-- BEGIN Supplied records --
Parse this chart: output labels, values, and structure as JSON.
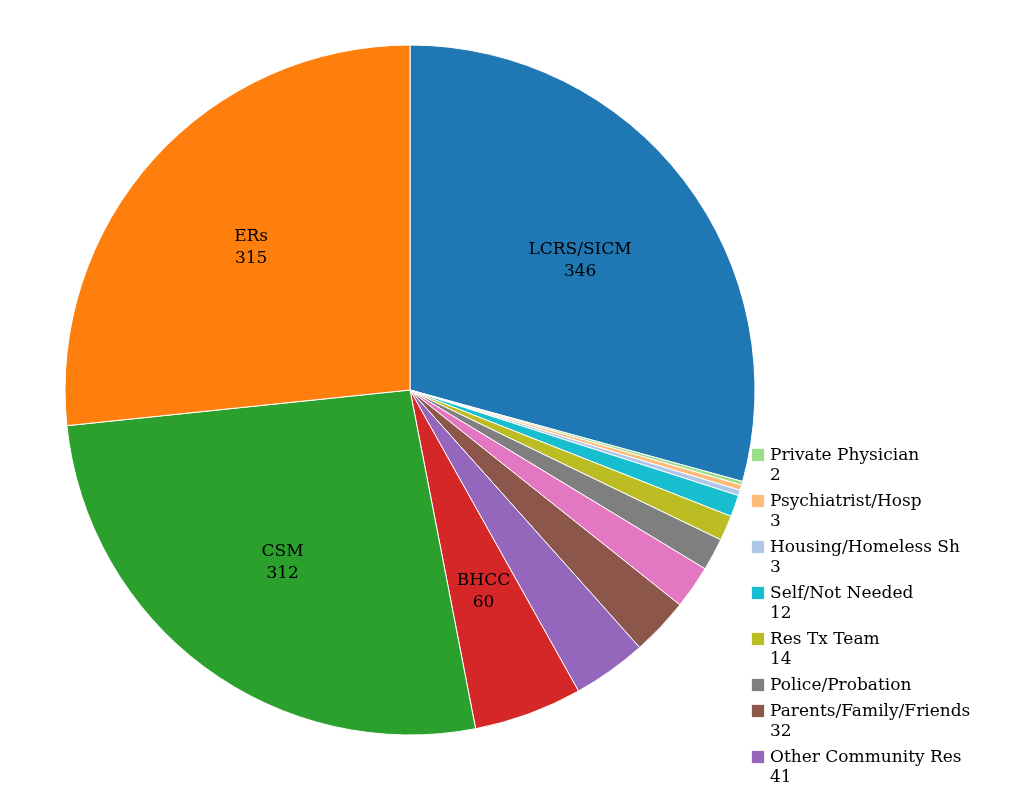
{
  "chart_data": {
    "type": "pie",
    "legend": "bottom right",
    "categories": [
      "LCRS/SICM",
      "Private Physician",
      "Psychiatrist/Hosp",
      "Housing/Homeless Sh",
      "Self/Not Needed",
      "Res Tx Team",
      "Police/Probation",
      null,
      "Parents/Family/Friends",
      "Other Community Res",
      "BHCC",
      "CSM",
      "ERs"
    ],
    "values": [
      346,
      2,
      3,
      3,
      12,
      14,
      18,
      24,
      32,
      41,
      60,
      312,
      315
    ],
    "value_labels": [
      "346",
      "2",
      "3",
      "3",
      "12",
      "14",
      null,
      null,
      "32",
      "41",
      "60",
      "312",
      "315"
    ],
    "colors": [
      "#1f77b4",
      "#98df8a",
      "#ffbb78",
      "#aec7e8",
      "#17becf",
      "#bcbd22",
      "#7f7f7f",
      "#e377c2",
      "#8c564b",
      "#9467bd",
      "#d62728",
      "#2ca02c",
      "#ff7f0e"
    ]
  }
}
-- END Supplied records --
# What the task asks
Transcribe the material exactly, leaving every picture out.

# Result of this exercise
Parse this chart: output labels, values, and structure as JSON.
{
  "chart_data": {
    "type": "pie",
    "legend": "bottom right",
    "categories": [
      "LCRS/SICM",
      "Private Physician",
      "Psychiatrist/Hosp",
      "Housing/Homeless Sh",
      "Self/Not Needed",
      "Res Tx Team",
      "Police/Probation",
      null,
      "Parents/Family/Friends",
      "Other Community Res",
      "BHCC",
      "CSM",
      "ERs"
    ],
    "values": [
      346,
      2,
      3,
      3,
      12,
      14,
      18,
      24,
      32,
      41,
      60,
      312,
      315
    ],
    "value_labels": [
      "346",
      "2",
      "3",
      "3",
      "12",
      "14",
      null,
      null,
      "32",
      "41",
      "60",
      "312",
      "315"
    ],
    "colors": [
      "#1f77b4",
      "#98df8a",
      "#ffbb78",
      "#aec7e8",
      "#17becf",
      "#bcbd22",
      "#7f7f7f",
      "#e377c2",
      "#8c564b",
      "#9467bd",
      "#d62728",
      "#2ca02c",
      "#ff7f0e"
    ]
  }
}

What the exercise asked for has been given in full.